Records from a dataset:
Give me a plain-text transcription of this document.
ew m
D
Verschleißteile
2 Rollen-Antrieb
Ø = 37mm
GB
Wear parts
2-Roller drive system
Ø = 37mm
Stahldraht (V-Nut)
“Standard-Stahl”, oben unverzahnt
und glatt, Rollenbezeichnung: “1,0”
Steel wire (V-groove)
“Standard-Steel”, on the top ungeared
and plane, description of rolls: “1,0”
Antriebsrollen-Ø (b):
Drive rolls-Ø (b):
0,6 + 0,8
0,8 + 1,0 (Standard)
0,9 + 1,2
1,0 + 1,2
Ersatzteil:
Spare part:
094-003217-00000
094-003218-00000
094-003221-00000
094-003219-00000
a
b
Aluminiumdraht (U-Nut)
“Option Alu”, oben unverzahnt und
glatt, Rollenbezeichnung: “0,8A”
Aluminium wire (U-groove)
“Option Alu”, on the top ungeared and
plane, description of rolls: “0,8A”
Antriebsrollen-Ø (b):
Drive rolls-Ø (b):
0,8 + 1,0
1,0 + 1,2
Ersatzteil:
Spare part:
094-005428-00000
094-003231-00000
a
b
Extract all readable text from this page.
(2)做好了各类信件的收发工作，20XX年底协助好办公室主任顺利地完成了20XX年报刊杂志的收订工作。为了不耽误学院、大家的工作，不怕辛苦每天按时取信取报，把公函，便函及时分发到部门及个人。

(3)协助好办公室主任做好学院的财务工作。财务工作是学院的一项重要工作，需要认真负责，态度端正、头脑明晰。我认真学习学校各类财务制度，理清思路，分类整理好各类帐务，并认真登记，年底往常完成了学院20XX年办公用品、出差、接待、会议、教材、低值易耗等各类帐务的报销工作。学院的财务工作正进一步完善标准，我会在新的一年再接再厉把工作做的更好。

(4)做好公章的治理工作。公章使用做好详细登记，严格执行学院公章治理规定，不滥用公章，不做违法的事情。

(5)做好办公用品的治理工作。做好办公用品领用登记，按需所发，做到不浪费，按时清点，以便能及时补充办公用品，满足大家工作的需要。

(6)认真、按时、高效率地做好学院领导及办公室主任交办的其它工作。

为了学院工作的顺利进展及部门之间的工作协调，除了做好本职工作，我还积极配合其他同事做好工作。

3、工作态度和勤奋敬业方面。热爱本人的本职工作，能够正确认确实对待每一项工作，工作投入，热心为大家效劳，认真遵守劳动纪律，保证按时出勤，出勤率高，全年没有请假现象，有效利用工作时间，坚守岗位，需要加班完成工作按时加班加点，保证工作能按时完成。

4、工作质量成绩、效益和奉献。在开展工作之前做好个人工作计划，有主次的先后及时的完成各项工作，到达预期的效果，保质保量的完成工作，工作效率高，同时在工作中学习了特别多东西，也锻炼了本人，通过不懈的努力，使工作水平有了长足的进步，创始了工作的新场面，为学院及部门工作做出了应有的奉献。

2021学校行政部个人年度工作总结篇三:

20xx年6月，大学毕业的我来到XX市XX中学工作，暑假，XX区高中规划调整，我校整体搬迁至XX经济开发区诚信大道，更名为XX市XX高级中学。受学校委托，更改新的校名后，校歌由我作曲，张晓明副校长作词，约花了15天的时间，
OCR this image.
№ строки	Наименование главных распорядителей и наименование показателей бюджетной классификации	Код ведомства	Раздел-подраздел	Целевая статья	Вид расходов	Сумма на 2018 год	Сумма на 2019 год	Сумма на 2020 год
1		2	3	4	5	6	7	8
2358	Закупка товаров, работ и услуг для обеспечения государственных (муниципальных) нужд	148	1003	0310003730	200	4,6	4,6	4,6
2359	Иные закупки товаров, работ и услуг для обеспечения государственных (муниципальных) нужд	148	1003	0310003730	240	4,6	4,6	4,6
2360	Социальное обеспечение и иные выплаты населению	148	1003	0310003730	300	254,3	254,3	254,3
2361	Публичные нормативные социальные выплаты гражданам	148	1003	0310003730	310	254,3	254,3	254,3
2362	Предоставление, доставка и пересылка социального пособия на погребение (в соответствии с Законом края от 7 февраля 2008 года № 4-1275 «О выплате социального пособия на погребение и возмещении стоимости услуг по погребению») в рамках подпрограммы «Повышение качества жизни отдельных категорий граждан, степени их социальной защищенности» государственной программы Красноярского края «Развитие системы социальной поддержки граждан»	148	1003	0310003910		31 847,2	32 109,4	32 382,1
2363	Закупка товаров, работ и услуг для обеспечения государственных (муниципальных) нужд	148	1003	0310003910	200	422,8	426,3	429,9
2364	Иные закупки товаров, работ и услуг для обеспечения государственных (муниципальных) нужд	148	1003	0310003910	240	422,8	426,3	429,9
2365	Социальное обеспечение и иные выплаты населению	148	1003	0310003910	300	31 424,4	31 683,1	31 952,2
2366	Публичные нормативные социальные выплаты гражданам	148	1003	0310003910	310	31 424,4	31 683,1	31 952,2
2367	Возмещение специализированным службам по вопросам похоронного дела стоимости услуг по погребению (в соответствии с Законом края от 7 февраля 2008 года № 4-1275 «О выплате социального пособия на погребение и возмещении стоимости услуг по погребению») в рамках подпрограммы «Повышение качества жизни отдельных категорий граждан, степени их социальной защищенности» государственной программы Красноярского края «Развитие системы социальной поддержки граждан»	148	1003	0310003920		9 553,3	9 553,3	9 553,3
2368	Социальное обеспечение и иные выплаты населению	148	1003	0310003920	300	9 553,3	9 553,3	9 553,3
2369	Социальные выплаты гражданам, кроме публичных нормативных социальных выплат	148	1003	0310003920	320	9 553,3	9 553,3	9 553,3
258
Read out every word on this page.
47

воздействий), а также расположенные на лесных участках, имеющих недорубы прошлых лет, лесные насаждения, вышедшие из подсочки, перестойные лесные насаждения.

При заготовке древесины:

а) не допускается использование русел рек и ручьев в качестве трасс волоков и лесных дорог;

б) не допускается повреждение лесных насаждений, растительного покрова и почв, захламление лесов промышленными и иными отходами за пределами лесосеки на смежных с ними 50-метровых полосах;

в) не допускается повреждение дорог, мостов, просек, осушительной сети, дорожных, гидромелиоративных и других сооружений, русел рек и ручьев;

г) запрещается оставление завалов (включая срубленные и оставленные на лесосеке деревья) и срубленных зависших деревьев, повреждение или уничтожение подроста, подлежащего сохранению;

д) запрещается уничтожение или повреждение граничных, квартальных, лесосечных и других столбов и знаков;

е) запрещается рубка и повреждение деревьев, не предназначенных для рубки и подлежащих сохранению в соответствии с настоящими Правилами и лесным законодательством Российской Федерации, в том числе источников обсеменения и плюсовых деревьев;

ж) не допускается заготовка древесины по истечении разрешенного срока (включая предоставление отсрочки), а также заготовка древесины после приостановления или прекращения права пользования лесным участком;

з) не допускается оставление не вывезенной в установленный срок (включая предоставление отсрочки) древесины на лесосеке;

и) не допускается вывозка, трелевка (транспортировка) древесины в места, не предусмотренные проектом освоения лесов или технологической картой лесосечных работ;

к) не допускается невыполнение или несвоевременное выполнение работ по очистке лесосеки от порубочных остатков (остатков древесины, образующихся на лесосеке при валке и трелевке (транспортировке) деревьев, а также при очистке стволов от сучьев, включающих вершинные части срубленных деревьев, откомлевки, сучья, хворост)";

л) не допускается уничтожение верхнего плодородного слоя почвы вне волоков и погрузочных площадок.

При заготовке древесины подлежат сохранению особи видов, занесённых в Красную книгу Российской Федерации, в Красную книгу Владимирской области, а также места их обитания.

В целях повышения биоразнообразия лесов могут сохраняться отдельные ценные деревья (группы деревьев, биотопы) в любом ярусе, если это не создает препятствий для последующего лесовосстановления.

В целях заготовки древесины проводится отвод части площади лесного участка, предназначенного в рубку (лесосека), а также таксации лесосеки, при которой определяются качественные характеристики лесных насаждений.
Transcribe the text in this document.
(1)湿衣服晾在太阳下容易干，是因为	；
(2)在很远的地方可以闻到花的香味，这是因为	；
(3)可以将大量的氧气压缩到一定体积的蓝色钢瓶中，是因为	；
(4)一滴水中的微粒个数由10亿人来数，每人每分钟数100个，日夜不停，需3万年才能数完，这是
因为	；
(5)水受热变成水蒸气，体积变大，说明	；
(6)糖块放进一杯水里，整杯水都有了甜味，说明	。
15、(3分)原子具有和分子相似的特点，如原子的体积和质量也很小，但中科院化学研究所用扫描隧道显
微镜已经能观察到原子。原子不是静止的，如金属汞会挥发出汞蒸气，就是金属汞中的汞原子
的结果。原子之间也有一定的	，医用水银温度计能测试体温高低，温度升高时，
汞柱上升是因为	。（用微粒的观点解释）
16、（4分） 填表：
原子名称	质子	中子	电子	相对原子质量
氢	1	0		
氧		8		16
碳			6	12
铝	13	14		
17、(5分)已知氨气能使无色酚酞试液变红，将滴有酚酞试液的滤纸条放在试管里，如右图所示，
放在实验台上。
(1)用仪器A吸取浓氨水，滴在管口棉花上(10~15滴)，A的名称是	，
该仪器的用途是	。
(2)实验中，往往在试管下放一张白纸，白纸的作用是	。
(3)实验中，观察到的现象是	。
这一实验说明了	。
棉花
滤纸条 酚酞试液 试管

→ **PROMPT**
Write down the number of lines where the word "Standard" appears, and nothing further.

→ **THE ANSWER**
3